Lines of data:
<<<<

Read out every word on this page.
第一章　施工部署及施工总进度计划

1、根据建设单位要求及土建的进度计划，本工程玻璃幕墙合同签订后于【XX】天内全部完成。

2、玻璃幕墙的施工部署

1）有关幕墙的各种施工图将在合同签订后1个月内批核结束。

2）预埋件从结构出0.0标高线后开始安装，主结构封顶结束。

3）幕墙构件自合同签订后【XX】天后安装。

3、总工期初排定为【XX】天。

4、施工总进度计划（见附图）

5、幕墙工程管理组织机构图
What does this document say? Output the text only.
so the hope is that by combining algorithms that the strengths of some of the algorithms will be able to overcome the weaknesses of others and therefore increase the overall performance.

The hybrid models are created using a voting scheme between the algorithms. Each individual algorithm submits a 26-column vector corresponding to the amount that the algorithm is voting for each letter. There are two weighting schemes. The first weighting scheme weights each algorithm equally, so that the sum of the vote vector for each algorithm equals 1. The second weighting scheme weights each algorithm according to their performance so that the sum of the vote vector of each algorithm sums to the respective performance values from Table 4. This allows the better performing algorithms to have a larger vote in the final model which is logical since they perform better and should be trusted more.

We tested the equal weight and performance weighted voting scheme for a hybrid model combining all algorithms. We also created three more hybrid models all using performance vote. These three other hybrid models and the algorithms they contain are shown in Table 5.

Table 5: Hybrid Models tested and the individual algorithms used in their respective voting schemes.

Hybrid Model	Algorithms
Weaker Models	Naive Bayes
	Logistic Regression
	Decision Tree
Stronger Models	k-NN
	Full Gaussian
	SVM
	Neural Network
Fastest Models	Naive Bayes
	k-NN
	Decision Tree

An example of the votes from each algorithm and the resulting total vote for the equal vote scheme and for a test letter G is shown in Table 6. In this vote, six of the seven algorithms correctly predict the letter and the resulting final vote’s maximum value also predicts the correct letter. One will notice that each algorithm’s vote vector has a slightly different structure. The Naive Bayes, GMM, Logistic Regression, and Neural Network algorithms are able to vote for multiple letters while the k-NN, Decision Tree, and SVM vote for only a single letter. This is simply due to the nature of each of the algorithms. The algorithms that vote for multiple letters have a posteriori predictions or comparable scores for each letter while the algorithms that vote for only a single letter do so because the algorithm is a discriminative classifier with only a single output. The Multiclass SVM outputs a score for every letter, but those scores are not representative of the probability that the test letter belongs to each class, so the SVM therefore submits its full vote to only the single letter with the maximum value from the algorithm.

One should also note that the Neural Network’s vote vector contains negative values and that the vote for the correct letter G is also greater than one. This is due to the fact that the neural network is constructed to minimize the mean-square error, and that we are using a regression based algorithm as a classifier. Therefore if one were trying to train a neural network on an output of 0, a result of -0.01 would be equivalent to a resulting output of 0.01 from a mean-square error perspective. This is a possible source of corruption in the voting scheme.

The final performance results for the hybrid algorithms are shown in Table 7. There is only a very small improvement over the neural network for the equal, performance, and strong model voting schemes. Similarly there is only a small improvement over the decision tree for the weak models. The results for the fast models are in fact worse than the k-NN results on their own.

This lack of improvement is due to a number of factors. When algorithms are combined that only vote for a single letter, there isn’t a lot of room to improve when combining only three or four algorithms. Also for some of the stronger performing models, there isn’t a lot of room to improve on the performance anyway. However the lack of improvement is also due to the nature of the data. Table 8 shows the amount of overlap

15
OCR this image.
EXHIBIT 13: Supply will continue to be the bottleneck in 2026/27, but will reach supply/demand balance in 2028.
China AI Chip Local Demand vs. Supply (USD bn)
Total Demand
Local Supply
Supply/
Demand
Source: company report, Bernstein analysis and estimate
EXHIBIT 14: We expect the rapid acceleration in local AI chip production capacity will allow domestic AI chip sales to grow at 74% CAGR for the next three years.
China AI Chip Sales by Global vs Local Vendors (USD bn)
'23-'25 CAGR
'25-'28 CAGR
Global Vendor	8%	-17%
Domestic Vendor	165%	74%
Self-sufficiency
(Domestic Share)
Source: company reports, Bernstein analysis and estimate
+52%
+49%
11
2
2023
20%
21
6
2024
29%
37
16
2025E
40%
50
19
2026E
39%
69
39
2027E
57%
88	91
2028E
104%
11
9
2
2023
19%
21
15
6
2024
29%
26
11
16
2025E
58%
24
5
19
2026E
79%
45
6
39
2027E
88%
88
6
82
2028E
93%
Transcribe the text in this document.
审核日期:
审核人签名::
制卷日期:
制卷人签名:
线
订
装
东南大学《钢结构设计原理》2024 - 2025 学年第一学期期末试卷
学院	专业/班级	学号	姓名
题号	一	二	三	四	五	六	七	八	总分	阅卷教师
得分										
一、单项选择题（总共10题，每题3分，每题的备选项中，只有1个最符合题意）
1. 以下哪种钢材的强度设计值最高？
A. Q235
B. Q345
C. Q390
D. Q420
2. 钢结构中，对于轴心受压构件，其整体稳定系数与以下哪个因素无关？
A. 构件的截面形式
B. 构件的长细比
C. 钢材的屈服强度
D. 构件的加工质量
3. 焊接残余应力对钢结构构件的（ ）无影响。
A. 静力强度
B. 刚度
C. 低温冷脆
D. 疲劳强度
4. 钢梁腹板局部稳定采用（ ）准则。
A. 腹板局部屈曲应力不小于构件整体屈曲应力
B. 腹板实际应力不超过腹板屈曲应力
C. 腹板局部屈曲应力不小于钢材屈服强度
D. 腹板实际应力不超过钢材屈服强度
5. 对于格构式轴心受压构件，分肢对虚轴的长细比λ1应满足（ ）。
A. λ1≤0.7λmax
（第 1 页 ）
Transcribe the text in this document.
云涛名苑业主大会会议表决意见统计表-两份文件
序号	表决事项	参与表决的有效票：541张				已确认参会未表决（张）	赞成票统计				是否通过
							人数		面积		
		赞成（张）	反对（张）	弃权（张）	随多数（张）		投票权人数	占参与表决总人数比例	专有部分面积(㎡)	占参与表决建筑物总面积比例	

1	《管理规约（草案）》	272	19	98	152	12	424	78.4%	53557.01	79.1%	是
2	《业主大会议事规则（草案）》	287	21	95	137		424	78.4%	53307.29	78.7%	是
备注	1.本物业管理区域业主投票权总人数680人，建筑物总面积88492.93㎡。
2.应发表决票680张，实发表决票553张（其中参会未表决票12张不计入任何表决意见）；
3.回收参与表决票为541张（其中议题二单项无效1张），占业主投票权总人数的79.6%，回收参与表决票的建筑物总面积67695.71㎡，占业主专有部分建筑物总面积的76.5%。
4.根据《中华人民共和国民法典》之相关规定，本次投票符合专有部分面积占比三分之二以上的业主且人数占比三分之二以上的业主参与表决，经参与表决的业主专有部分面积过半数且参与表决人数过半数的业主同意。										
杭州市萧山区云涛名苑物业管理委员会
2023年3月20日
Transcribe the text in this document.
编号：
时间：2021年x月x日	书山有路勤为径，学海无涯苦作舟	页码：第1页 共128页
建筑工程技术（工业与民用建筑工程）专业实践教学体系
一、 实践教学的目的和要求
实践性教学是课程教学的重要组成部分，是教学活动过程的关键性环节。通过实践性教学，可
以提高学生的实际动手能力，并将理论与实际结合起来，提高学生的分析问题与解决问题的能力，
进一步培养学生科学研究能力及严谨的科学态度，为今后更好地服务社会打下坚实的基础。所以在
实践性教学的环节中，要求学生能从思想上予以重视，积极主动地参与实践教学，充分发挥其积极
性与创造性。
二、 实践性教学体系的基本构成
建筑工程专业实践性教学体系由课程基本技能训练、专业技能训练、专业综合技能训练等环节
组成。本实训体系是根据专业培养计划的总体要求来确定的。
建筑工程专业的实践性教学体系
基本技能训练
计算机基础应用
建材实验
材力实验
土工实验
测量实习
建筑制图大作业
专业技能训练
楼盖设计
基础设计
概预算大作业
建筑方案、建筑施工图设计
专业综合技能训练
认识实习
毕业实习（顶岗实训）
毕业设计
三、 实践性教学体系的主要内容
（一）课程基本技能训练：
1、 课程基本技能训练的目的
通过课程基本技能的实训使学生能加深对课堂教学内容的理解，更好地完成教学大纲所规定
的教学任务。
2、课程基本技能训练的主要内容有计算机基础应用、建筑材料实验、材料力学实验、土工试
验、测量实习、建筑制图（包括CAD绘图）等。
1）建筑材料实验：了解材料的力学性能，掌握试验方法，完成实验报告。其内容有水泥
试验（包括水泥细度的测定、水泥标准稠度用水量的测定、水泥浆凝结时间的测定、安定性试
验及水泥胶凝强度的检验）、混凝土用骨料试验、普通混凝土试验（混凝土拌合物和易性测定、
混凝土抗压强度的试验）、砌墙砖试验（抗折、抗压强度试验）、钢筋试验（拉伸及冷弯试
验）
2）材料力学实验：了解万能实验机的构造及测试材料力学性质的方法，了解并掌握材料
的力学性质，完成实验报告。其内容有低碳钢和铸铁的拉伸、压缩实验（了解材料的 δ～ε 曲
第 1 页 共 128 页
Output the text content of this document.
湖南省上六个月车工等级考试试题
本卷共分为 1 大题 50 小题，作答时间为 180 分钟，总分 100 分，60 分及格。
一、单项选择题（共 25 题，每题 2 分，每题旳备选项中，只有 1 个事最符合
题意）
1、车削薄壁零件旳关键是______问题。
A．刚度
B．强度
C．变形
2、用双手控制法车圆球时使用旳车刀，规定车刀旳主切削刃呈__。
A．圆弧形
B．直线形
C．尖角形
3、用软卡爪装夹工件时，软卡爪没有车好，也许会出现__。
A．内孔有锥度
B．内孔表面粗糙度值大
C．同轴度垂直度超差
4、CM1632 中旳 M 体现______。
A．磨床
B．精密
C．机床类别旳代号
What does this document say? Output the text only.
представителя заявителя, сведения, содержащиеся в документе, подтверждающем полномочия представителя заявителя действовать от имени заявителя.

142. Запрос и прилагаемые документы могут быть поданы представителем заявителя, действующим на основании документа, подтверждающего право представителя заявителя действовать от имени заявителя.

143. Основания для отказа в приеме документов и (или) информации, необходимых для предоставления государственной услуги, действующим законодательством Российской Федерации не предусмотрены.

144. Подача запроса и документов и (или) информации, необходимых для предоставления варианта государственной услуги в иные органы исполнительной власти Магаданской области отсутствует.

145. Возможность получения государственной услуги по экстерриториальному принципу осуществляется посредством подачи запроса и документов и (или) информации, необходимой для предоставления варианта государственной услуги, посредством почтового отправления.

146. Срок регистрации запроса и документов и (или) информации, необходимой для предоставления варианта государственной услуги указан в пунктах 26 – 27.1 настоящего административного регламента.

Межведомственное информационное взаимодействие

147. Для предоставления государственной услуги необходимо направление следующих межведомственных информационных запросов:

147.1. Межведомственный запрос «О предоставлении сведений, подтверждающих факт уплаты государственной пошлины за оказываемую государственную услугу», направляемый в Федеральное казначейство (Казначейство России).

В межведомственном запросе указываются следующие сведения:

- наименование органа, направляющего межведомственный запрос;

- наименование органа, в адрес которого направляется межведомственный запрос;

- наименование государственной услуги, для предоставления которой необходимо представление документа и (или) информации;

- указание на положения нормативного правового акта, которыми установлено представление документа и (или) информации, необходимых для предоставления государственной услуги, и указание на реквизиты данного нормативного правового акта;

>>>>

■ **What is needed**:
Look through the entries above. Extract each line with the word "необходимых".

■ **The answer**:
143. Основания для отказа в приеме документов и (или) информации, необходимых для предоставления государственной услуги, действующим законодательством Российской Федерации не предусмотрены.
144. Подача запроса и документов и (или) информации, необходимых для предоставления варианта государственной услуги в иные органы исполнительной власти Магаданской области отсутствует.
- указание на положения нормативного правового акта, которыми установлено представление документа и (или) информации, необходимых для предоставления государственной услуги, и указание на реквизиты данного нормативного правового акта;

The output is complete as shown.